-- start of Document segment --
What are the first things that come into your mind when you hear the word “China?” It might be the red flag and the yellow stars, Mao Ze-Dong, and even Yao Ming. However, as an expatriate in China, the first things that comes into my mind are rising wages, sagging property prices, inflation: all of China's indicators point to a slowdown of its powerhouse economy in 2015.
China’s economy had grown rapidly for decades, but China slumped back into single digits in 2012. With the latest GDP figures showing growth of just 7.3%, which is significantly lower than average 11% in the previous years, the September quarter of 2014 was one of the slowest since the crisis. What’s more dismal is that analysts predict China may fail to hit its targets for the first time.
This might be a hindrance for China to get over with, but for China's regional neighbors in Cambodia, Vietnam, Bangladesh, Laos and beyond, Chinese slumps in economy are definitely pieces of good news. In these countries, the rising cost of the Chinese workforce force many manufacturers to seek cheaper labor offshore, but China's slackening demand for some natural resources has been a boon for the rest of South East Asia. For countries in South East Asia that heavily subsidize energy to fuel their economies, the China slowdown is a welcome respite, as it gives their products more competitiveness and opportunities.
Thankfully, not all things are gloomy. While exporting economies in the region may take a hit in the short-term, he said the long-term picture is encouraging. China's planned economy, too, also means that Beijing looks at its economic prospects in terms of decades rather than financial quarters. The country's leaders have a long-term viewpoint and see strategic benefits in opening new markets and expanding prosperity in countries within its sphere of influence. If this comes true, it will just again, demonstrate the capability of the Chinese government to plan for unanticipated events and control crisis.
-- end of Document segment --
-- start of Entries --
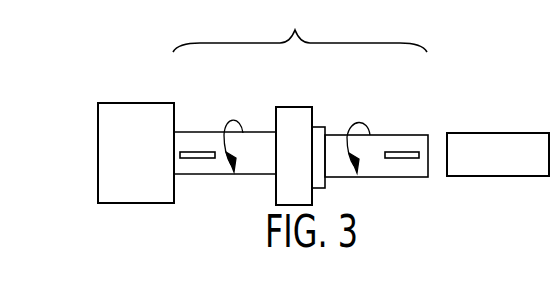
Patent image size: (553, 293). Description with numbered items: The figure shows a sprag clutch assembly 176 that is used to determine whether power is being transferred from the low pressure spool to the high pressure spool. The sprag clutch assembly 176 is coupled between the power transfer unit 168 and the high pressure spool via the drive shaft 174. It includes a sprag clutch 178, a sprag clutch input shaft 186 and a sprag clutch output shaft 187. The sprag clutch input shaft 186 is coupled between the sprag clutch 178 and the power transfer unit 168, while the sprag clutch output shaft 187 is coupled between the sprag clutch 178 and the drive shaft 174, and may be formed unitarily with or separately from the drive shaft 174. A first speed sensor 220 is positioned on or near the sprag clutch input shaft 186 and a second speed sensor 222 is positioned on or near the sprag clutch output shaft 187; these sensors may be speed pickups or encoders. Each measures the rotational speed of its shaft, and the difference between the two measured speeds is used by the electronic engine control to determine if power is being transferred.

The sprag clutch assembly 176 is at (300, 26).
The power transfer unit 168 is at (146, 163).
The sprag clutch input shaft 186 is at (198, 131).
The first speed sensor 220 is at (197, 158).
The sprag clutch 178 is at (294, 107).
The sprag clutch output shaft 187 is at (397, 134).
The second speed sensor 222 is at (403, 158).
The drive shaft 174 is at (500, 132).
-- end of Entries --
-- start of Entries --
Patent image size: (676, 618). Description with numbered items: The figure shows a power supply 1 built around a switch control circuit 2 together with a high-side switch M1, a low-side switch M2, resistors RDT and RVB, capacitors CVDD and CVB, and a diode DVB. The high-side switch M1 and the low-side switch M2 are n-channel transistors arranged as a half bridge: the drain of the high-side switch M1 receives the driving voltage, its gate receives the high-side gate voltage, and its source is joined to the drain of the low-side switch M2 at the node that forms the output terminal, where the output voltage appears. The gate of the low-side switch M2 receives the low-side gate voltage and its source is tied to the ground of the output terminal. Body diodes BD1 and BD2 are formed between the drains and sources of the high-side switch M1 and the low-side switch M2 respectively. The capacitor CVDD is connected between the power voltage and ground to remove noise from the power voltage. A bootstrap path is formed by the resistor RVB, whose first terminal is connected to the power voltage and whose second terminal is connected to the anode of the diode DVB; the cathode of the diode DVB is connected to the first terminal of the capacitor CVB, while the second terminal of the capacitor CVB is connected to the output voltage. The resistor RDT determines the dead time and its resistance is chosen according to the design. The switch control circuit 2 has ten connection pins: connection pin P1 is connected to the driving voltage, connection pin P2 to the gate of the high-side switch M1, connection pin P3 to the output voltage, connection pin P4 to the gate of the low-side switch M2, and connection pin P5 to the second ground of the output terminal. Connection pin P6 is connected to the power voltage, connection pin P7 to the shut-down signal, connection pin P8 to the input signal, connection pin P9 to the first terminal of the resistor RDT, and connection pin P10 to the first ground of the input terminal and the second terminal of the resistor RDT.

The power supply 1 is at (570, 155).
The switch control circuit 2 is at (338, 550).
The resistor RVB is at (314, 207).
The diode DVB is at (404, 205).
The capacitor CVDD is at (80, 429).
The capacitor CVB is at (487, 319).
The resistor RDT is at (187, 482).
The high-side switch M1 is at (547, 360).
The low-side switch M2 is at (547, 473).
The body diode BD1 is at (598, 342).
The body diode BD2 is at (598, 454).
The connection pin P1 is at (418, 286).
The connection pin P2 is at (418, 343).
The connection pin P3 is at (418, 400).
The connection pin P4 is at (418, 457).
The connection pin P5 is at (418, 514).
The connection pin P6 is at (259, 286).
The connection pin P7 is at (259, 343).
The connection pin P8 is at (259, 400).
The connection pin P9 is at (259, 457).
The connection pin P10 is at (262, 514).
-- end of Entries --
* Task instructions:
[1] From the China slowdown essay, output the passage that begins with the words "China’s economy had" and stops after "the first time.".
[2] Go on with the China slowdown essay from the point where it ends.
The listing has no connection to the China slowdown essay.

* Written responses:
[1]
China’s economy had grown rapidly for decades, but China slumped back into single digits in 2012. With the latest GDP figures showing growth of just 7.3%, which is significantly lower than average 11% in the previous years, the September quarter of 2014 was one of the slowest since the crisis. What’s more dismal is that analysts predict China may fail to hit its targets for the first time.

[2]
Many analysts predicted that, however, China's economy is still on an upward trajectory despite concerns over credit bubbles, property slumps and general slowdowns. They predict that it is imperative for investors to now segment their markets to ensure that they are marketing things right.
Analysts also claim much of China’s fate will hinge on whether the government of Xi Jinping can institute bold and scheduled reforms to its highly regulated domestic capital markets and to interest rates. In the meantime, however, the landscape for the other emerging economies in the region has never been better. Frontier markets have lower income and labor costs, so Asian countries like Vietnam, Bangladesh, Cambodia, Pakistan, will benefit and will have a dramatic impact in those societies or economies.
The pendulum that has previously swung favor of other Southeast Asian countries such as Singapore and Taiwan decades ago, is now swinging in favor of other emerging markets in the Asia regions as they gain market share from China.
Let me end with a Chinese quote: If you're a bit more sophisticated in your approach, you can make good money in China.